EXERCISE INSTRUCTIONS
Transcribe the entries below exactly.
_ _ _ _ _
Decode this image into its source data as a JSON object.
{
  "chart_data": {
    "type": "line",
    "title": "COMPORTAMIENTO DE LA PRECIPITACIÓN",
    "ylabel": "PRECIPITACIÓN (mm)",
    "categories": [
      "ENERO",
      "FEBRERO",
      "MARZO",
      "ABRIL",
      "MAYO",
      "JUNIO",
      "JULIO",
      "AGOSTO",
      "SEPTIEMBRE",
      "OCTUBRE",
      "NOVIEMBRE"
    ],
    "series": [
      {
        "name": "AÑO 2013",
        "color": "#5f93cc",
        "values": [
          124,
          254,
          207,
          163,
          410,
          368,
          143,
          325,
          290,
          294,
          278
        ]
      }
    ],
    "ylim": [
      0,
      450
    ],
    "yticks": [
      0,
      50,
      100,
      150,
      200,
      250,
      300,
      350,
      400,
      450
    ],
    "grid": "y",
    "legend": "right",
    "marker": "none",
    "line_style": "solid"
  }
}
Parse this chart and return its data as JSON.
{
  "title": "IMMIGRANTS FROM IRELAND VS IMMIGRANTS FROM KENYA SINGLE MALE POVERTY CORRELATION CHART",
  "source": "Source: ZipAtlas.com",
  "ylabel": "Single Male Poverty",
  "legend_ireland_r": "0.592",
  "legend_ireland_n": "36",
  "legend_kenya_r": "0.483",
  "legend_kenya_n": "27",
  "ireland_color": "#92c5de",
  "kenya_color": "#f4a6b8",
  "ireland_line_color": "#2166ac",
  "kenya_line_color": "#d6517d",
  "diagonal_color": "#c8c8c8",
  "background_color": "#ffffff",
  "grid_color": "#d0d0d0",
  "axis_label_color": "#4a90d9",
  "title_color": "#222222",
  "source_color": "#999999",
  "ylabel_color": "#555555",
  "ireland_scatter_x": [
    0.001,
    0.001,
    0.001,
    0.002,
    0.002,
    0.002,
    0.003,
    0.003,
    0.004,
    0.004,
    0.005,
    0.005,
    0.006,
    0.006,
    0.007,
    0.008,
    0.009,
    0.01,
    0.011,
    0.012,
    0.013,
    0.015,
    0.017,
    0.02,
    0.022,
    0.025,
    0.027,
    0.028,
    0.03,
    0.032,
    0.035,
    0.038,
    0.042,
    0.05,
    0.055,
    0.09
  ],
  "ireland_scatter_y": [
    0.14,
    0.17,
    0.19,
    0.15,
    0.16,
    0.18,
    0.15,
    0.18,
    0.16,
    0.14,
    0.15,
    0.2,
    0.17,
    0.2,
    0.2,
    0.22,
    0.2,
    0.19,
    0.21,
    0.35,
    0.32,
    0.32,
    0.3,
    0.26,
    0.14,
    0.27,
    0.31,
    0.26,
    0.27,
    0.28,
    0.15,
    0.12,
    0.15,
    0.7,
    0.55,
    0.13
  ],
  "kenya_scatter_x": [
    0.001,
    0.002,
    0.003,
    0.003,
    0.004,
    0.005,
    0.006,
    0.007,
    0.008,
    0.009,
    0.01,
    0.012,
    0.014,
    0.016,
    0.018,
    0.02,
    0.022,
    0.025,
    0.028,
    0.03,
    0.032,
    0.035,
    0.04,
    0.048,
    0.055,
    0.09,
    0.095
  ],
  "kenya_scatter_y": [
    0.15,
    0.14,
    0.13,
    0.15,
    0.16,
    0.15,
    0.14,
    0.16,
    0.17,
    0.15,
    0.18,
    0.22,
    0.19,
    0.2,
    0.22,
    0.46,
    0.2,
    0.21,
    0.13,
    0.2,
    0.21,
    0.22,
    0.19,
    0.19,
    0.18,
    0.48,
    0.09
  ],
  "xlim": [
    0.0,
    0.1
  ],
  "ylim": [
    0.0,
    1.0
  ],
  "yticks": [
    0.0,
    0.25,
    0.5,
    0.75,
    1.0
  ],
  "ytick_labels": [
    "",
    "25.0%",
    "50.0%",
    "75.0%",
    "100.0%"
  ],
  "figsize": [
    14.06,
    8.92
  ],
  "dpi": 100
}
_ _ _ _ _
TASK RESULT
Decode this image into its source data as a JSON object.
{
  "chart_data": {
    "type": "line",
    "title": "COMPORTAMIENTO DE LA PRECIPITACIÓN",
    "ylabel": "PRECIPITACIÓN (mm)",
    "categories": [
      "ENERO",
      "FEBRERO",
      "MARZO",
      "ABRIL",
      "MAYO",
      "JUNIO",
      "JULIO",
      "AGOSTO",
      "SEPTIEMBRE",
      "OCTUBRE",
      "NOVIEMBRE"
    ],
    "series": [
      {
        "name": "AÑO 2013",
        "color": "#5f93cc",
        "values": [
          124,
          254,
          207,
          163,
          410,
          368,
          143,
          325,
          290,
          294,
          278
        ]
      }
    ],
    "ylim": [
      0,
      450
    ],
    "yticks": [
      0,
      50,
      100,
      150,
      200,
      250,
      300,
      350,
      400,
      450
    ],
    "grid": "y",
    "legend": "right",
    "marker": "none",
    "line_style": "solid"
  }
}
Parse this chart and return its data as JSON.
{
  "title": "IMMIGRANTS FROM IRELAND VS IMMIGRANTS FROM KENYA SINGLE MALE POVERTY CORRELATION CHART",
  "source": "Source: ZipAtlas.com",
  "ylabel": "Single Male Poverty",
  "legend_ireland_r": "0.592",
  "legend_ireland_n": "36",
  "legend_kenya_r": "0.483",
  "legend_kenya_n": "27",
  "ireland_color": "#92c5de",
  "kenya_color": "#f4a6b8",
  "ireland_line_color": "#2166ac",
  "kenya_line_color": "#d6517d",
  "diagonal_color": "#c8c8c8",
  "background_color": "#ffffff",
  "grid_color": "#d0d0d0",
  "axis_label_color": "#4a90d9",
  "title_color": "#222222",
  "source_color": "#999999",
  "ylabel_color": "#555555",
  "ireland_scatter_x": [
    0.001,
    0.001,
    0.001,
    0.002,
    0.002,
    0.002,
    0.003,
    0.003,
    0.004,
    0.004,
    0.005,
    0.005,
    0.006,
    0.006,
    0.007,
    0.008,
    0.009,
    0.01,
    0.011,
    0.012,
    0.013,
    0.015,
    0.017,
    0.02,
    0.022,
    0.025,
    0.027,
    0.028,
    0.03,
    0.032,
    0.035,
    0.038,
    0.042,
    0.05,
    0.055,
    0.09
  ],
  "ireland_scatter_y": [
    0.14,
    0.17,
    0.19,
    0.15,
    0.16,
    0.18,
    0.15,
    0.18,
    0.16,
    0.14,
    0.15,
    0.2,
    0.17,
    0.2,
    0.2,
    0.22,
    0.2,
    0.19,
    0.21,
    0.35,
    0.32,
    0.32,
    0.3,
    0.26,
    0.14,
    0.27,
    0.31,
    0.26,
    0.27,
    0.28,
    0.15,
    0.12,
    0.15,
    0.7,
    0.55,
    0.13
  ],
  "kenya_scatter_x": [
    0.001,
    0.002,
    0.003,
    0.003,
    0.004,
    0.005,
    0.006,
    0.007,
    0.008,
    0.009,
    0.01,
    0.012,
    0.014,
    0.016,
    0.018,
    0.02,
    0.022,
    0.025,
    0.028,
    0.03,
    0.032,
    0.035,
    0.04,
    0.048,
    0.055,
    0.09,
    0.095
  ],
  "kenya_scatter_y": [
    0.15,
    0.14,
    0.13,
    0.15,
    0.16,
    0.15,
    0.14,
    0.16,
    0.17,
    0.15,
    0.18,
    0.22,
    0.19,
    0.2,
    0.22,
    0.46,
    0.2,
    0.21,
    0.13,
    0.2,
    0.21,
    0.22,
    0.19,
    0.19,
    0.18,
    0.48,
    0.09
  ],
  "xlim": [
    0.0,
    0.1
  ],
  "ylim": [
    0.0,
    1.0
  ],
  "yticks": [
    0.0,
    0.25,
    0.5,
    0.75,
    1.0
  ],
  "ytick_labels": [
    "",
    "25.0%",
    "50.0%",
    "75.0%",
    "100.0%"
  ],
  "figsize": [
    14.06,
    8.92
  ],
  "dpi": 100
}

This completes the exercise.